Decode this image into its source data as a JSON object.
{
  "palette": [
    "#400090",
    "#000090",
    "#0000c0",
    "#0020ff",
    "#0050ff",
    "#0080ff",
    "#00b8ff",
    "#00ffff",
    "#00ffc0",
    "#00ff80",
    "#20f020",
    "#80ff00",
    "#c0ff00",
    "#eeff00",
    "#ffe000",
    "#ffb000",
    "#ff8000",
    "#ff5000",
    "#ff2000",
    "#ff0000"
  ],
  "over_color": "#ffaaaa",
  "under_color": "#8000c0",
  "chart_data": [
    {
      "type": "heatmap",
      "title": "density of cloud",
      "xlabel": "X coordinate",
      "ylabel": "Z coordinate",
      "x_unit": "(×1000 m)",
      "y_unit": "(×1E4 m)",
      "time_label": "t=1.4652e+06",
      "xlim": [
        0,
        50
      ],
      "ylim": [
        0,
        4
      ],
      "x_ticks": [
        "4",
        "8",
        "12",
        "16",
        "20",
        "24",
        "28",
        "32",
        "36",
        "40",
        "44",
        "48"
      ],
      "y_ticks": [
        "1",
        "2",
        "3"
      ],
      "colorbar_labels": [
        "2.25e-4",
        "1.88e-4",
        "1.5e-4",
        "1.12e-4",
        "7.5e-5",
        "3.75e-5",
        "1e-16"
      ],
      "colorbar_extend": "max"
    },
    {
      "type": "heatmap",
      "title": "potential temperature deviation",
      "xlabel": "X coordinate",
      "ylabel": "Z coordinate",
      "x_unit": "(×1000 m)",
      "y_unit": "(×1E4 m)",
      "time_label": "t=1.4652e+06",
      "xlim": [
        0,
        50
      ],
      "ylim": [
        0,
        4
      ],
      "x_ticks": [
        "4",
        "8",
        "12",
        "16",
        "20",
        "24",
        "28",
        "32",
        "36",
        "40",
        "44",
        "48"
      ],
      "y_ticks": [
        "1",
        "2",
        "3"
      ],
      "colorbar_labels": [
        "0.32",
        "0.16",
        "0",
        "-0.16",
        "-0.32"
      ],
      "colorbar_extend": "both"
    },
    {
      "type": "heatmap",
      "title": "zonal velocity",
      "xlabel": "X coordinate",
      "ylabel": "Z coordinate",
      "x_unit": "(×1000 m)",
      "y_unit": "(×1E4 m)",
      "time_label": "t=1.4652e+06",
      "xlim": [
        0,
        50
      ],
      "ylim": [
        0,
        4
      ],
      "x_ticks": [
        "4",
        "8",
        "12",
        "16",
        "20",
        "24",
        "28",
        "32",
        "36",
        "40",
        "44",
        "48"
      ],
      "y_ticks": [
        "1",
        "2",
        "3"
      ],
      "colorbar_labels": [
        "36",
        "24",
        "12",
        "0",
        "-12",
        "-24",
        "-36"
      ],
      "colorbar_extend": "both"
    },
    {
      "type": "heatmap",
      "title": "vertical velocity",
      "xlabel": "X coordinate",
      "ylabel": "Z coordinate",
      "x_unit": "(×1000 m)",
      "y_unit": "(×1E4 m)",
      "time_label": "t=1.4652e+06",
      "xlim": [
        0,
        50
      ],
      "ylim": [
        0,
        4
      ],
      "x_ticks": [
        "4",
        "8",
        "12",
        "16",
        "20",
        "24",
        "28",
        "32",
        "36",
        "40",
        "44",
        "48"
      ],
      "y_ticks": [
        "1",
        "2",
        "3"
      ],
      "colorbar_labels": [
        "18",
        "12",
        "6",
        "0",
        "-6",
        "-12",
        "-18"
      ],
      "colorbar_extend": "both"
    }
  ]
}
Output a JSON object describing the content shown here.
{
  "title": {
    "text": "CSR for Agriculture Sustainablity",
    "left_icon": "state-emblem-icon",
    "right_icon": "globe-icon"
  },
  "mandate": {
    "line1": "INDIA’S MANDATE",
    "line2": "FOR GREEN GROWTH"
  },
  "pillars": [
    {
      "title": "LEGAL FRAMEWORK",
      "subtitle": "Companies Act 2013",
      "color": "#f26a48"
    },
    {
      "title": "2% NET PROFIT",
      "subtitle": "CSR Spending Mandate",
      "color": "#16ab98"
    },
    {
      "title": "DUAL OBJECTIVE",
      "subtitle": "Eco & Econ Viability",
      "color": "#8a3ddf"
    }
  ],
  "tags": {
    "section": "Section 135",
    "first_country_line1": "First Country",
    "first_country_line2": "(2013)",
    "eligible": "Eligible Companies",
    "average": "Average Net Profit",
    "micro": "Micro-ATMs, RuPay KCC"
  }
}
◆ ◆ ◆ ◆ ◆ ◆ ◆
■ **EXERCISE DESCRIPTION**
Tally up the lines of the listing containing the word "velocity". Give only the total.

■ **TASK SOLUTION**
2